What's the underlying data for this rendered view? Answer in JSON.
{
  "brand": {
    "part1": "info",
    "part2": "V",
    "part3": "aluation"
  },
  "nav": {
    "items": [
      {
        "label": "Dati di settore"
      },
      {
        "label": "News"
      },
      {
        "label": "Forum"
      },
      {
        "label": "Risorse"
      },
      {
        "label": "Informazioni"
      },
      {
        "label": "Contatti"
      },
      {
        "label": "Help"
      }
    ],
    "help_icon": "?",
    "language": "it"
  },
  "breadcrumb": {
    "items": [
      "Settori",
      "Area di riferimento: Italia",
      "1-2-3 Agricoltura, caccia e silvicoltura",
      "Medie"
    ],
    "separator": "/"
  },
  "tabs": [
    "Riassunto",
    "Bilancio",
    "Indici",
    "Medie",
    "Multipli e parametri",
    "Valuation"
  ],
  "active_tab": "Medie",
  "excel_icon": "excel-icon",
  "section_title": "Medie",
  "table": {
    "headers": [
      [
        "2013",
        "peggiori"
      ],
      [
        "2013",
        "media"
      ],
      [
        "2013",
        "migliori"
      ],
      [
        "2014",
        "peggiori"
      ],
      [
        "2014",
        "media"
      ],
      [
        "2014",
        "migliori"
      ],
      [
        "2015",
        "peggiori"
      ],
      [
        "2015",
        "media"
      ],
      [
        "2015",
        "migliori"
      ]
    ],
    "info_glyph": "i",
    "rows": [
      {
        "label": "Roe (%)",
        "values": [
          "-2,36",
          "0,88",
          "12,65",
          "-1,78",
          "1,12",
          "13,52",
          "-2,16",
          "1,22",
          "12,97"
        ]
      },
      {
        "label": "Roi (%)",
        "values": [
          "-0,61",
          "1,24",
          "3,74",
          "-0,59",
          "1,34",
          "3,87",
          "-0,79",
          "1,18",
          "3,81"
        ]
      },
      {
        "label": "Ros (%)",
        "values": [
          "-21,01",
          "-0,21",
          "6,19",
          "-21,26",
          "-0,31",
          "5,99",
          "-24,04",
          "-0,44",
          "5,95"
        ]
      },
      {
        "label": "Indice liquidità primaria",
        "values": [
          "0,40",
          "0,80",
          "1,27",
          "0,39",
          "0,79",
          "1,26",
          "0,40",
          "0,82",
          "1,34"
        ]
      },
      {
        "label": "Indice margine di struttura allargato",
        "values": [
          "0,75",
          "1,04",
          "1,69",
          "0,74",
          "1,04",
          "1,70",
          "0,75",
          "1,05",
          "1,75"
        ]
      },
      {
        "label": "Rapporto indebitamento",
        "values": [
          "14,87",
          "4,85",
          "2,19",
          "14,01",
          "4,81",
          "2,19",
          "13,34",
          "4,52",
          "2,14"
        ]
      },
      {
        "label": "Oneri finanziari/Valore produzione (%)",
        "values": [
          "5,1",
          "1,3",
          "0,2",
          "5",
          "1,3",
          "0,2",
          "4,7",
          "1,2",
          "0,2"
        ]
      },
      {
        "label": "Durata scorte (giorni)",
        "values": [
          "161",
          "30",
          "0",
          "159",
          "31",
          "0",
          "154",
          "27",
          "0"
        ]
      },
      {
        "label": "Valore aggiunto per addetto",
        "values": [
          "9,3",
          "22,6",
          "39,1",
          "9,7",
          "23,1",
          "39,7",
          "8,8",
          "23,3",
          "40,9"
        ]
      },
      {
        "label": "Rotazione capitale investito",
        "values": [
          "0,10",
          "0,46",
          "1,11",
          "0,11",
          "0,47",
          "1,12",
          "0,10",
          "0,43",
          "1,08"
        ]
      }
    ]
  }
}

----

From the material above, copy each line that includes the word "Valore".

        "label": "Oneri finanziari/Valore produzione (%)",
        "label": "Valore aggiunto per addetto",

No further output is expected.